-- BEGIN --
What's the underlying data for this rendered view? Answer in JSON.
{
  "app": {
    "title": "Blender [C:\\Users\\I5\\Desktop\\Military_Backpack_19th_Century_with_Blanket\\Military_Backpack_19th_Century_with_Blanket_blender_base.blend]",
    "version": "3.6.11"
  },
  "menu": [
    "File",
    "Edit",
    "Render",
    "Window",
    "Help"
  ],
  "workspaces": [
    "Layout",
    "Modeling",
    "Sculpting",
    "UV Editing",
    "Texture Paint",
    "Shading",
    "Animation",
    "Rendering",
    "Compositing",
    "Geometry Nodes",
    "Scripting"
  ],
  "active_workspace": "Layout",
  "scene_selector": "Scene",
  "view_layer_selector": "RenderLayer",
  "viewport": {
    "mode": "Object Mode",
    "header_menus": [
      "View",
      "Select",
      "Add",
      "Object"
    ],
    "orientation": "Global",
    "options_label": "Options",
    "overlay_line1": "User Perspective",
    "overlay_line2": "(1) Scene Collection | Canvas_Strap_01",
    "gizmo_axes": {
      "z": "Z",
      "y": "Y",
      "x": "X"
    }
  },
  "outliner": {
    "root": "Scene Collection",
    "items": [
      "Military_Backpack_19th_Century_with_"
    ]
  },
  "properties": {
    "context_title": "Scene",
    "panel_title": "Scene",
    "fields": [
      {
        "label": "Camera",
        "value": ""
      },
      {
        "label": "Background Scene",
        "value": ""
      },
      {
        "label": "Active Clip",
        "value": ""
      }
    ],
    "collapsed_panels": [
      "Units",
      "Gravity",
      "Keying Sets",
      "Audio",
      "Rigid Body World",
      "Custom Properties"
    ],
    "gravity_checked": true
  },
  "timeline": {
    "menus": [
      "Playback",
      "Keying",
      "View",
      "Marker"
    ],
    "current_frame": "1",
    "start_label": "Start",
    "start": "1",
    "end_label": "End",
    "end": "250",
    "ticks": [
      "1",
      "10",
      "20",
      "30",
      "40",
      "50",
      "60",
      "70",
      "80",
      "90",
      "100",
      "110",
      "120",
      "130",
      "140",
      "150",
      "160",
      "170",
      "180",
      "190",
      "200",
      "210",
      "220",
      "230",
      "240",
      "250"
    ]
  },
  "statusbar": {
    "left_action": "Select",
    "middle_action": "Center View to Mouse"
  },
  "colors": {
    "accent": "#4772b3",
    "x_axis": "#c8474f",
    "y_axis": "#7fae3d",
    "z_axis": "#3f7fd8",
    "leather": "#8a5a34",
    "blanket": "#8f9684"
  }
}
-- END --
Task:
Give the number of lines above that hold the word "Collection", and nothing more.

The solution:
2